Data excerpts =>
--- start ---
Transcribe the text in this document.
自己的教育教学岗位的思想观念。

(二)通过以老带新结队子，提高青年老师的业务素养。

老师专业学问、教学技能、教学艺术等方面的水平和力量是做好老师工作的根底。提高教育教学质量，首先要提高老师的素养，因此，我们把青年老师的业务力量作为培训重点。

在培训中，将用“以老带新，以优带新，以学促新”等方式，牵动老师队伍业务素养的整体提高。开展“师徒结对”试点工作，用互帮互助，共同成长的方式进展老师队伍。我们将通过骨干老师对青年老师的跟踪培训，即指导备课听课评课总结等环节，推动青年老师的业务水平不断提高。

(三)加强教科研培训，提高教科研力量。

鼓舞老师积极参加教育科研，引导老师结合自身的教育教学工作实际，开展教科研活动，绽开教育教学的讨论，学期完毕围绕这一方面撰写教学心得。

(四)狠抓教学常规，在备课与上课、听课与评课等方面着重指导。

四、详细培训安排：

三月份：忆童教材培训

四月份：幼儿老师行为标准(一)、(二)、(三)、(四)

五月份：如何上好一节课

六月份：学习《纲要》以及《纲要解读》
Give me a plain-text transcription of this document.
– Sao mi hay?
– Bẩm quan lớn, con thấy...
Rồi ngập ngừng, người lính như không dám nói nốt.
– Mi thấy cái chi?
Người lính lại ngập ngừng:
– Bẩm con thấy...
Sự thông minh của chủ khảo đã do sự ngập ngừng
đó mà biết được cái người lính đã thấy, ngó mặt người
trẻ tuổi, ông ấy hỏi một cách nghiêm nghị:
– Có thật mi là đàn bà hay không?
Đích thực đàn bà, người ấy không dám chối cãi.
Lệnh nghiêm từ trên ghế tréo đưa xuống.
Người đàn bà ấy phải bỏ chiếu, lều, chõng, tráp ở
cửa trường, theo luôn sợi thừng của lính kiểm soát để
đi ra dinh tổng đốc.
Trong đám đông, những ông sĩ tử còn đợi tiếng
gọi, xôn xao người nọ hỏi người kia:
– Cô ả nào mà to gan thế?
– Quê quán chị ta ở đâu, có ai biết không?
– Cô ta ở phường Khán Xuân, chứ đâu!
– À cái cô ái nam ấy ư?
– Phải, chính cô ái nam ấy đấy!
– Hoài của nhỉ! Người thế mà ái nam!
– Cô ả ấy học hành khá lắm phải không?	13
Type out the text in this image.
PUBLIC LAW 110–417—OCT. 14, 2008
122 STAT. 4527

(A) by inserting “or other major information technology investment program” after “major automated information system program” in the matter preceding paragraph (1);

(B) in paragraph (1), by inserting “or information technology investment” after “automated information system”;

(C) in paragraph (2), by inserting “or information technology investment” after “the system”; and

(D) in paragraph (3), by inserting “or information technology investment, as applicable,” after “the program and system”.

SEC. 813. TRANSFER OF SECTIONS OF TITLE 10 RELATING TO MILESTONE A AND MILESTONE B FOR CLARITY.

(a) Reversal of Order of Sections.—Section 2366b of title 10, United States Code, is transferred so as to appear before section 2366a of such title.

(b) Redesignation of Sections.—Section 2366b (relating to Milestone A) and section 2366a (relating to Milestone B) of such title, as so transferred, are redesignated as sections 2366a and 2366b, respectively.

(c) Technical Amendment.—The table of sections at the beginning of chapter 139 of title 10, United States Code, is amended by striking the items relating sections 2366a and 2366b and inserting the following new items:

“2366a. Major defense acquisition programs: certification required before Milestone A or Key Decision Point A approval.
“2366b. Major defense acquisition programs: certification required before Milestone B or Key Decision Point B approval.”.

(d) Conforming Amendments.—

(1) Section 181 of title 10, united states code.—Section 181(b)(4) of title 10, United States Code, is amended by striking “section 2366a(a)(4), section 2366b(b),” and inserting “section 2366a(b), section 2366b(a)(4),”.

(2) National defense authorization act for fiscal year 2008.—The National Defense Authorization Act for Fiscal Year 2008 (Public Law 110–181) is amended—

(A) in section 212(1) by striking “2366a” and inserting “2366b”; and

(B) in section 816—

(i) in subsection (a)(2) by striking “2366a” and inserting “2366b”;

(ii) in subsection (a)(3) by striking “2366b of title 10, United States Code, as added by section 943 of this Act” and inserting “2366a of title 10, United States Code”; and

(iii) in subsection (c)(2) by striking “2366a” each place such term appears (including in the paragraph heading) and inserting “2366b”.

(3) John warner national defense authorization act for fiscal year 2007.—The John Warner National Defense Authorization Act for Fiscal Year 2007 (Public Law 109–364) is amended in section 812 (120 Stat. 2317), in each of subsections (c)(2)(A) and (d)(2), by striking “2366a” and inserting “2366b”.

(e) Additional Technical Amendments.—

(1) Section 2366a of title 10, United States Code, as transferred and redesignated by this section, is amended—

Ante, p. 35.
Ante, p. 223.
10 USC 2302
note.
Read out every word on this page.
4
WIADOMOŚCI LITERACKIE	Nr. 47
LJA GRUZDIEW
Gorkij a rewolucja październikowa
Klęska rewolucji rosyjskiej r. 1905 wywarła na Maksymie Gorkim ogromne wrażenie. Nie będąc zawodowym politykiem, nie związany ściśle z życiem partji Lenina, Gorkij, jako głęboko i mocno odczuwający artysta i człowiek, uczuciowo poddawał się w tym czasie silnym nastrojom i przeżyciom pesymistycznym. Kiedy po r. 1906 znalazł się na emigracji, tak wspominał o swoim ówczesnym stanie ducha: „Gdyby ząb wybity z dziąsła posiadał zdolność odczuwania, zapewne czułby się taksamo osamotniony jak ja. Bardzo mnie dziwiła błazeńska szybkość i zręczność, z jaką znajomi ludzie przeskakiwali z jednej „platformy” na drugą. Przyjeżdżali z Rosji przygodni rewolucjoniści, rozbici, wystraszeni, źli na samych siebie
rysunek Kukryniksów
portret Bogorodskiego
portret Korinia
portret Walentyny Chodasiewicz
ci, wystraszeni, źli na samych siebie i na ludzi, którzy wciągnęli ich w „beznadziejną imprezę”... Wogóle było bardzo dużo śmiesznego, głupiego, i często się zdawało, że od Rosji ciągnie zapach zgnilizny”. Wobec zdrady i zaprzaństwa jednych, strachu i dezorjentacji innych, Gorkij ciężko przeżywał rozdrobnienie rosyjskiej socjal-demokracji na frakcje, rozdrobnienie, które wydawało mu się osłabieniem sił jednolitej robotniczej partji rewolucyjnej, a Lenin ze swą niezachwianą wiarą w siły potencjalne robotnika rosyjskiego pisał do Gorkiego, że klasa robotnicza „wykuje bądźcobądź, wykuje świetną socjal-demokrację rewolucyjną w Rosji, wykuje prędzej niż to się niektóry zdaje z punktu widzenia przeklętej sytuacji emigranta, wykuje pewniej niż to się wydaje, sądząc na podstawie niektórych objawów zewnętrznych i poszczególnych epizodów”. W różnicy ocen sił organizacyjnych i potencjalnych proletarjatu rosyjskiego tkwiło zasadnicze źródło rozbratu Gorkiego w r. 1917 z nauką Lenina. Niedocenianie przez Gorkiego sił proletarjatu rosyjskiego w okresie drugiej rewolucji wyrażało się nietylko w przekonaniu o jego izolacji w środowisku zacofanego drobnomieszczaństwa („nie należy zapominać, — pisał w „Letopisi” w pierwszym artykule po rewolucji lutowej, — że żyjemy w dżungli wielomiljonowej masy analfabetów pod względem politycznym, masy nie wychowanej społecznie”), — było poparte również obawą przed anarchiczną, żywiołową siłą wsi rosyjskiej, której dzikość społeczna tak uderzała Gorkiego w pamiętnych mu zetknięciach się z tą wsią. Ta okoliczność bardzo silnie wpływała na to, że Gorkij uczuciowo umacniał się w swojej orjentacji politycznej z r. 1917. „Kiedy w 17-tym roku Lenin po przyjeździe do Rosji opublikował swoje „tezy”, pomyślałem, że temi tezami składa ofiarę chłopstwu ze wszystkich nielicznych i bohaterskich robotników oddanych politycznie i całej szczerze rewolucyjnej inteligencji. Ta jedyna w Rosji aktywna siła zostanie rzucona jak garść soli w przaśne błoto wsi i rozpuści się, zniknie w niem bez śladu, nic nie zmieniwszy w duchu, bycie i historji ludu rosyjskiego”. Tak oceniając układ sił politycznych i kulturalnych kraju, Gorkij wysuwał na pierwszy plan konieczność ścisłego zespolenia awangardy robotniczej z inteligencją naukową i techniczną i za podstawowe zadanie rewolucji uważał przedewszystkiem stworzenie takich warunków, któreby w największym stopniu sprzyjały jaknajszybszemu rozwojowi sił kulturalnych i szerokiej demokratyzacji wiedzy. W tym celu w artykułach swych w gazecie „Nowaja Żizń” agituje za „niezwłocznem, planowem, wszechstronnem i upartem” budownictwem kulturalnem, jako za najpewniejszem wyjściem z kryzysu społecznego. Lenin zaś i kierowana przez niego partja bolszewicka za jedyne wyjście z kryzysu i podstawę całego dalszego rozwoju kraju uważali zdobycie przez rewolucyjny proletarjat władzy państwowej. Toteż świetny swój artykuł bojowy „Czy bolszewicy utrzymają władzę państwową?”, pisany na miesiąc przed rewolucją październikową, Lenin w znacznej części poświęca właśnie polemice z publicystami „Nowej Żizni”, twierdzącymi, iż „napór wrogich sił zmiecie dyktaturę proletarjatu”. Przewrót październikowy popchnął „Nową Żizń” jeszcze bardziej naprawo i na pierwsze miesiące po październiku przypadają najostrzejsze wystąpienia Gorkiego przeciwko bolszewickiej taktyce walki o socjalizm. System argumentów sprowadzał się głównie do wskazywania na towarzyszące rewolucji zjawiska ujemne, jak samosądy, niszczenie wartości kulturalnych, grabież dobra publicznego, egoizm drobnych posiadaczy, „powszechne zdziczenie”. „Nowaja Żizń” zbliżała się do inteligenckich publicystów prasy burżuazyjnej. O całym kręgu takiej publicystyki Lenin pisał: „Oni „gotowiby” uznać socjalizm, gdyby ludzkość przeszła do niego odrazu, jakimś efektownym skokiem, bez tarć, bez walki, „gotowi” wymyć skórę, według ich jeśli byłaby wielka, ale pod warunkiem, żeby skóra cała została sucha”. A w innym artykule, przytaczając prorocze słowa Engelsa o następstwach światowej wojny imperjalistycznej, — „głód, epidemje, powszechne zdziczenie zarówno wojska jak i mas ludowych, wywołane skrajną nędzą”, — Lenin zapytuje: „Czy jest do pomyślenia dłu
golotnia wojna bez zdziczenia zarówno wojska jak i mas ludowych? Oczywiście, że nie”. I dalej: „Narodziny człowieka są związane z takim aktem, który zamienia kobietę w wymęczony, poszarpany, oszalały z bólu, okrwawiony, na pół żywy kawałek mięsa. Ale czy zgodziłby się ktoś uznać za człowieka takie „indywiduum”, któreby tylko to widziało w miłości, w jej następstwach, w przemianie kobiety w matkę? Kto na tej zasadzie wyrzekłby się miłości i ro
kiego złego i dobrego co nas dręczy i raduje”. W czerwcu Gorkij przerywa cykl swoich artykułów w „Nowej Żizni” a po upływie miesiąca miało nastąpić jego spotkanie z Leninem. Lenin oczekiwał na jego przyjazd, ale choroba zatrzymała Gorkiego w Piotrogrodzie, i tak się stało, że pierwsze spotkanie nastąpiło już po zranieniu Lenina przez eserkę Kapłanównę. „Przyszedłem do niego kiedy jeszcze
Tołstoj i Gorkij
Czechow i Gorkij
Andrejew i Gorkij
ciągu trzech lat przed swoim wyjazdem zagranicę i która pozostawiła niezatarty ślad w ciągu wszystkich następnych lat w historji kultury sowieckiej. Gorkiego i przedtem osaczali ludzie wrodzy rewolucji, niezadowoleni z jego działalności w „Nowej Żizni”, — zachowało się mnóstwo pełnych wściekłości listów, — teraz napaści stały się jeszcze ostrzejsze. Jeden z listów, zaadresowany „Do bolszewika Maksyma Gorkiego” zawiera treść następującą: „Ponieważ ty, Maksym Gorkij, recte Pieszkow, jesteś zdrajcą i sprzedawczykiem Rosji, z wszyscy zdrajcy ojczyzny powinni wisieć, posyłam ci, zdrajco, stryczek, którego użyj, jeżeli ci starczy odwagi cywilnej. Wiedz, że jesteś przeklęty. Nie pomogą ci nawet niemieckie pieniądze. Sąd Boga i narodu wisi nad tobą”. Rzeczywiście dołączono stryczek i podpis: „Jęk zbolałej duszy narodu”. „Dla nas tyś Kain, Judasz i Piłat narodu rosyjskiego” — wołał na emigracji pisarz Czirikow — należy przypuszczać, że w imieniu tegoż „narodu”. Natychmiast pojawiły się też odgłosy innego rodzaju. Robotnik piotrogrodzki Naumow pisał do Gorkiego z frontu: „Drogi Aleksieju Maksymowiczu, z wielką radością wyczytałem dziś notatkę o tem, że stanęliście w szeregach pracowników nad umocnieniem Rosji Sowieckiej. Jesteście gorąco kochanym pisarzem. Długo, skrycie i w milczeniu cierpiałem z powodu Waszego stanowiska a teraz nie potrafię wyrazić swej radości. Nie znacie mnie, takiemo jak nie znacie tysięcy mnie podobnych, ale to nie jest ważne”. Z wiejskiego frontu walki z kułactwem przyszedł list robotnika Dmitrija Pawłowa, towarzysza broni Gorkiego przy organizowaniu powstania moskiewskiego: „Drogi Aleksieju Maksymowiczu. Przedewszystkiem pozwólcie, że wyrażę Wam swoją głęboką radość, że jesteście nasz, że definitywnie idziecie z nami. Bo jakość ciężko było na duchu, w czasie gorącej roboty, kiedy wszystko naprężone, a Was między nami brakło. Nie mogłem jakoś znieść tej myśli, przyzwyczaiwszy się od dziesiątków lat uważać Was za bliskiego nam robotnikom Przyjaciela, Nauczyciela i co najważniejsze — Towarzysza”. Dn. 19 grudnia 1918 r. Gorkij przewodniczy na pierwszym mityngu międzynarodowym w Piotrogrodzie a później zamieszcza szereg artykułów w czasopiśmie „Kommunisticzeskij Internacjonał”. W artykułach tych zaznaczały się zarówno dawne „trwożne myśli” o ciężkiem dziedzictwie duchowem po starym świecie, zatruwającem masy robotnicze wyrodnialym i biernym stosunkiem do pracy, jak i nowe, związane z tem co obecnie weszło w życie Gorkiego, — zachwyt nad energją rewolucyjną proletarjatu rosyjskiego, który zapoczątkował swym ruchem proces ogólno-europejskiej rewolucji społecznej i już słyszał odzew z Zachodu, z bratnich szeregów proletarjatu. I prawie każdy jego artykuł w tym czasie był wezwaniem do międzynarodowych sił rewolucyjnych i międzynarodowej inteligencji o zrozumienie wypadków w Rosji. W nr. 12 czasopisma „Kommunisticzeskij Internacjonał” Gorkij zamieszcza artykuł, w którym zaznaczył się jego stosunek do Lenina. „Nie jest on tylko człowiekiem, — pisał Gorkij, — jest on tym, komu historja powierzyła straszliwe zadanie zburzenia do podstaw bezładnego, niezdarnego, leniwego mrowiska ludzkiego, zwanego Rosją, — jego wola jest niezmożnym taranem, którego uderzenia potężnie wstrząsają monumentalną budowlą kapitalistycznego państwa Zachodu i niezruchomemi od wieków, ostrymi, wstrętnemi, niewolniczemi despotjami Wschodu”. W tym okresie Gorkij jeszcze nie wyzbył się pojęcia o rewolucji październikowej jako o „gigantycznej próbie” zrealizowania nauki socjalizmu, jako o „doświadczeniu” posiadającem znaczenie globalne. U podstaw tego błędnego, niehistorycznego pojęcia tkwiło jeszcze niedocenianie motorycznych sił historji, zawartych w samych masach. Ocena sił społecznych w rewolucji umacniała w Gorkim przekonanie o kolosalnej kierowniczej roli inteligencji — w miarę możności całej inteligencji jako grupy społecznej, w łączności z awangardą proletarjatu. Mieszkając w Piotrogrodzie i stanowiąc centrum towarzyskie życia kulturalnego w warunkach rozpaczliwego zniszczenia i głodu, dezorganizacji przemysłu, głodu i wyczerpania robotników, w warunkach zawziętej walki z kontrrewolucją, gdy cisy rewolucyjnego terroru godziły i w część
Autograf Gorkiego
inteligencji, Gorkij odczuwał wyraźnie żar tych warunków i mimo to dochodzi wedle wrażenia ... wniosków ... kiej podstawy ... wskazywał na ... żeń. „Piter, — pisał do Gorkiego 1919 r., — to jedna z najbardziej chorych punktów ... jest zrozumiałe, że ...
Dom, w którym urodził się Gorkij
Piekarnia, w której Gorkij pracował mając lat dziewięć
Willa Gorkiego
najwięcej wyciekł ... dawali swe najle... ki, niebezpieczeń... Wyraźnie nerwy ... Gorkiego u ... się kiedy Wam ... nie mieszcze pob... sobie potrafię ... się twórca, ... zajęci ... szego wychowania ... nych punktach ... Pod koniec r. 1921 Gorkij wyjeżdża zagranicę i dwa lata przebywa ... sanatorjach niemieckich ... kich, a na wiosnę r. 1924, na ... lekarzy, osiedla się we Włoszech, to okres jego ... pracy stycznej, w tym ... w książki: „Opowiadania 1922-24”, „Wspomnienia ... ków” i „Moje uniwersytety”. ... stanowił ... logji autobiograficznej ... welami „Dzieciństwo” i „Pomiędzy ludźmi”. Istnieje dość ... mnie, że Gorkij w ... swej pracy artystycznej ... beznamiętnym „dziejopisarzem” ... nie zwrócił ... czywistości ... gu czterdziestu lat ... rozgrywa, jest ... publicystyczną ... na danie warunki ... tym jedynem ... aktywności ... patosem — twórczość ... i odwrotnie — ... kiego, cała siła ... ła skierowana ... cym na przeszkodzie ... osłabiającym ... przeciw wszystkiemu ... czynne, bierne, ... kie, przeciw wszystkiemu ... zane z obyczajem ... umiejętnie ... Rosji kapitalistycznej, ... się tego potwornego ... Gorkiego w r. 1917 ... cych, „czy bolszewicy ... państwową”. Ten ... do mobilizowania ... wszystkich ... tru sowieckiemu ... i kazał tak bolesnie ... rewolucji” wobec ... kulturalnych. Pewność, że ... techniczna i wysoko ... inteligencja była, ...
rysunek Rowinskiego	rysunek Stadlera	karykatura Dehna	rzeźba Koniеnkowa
--- end ---
Task objective => Only the number is wanted: how many lines of the material above include the word "ngừng"?

Exercise output => 3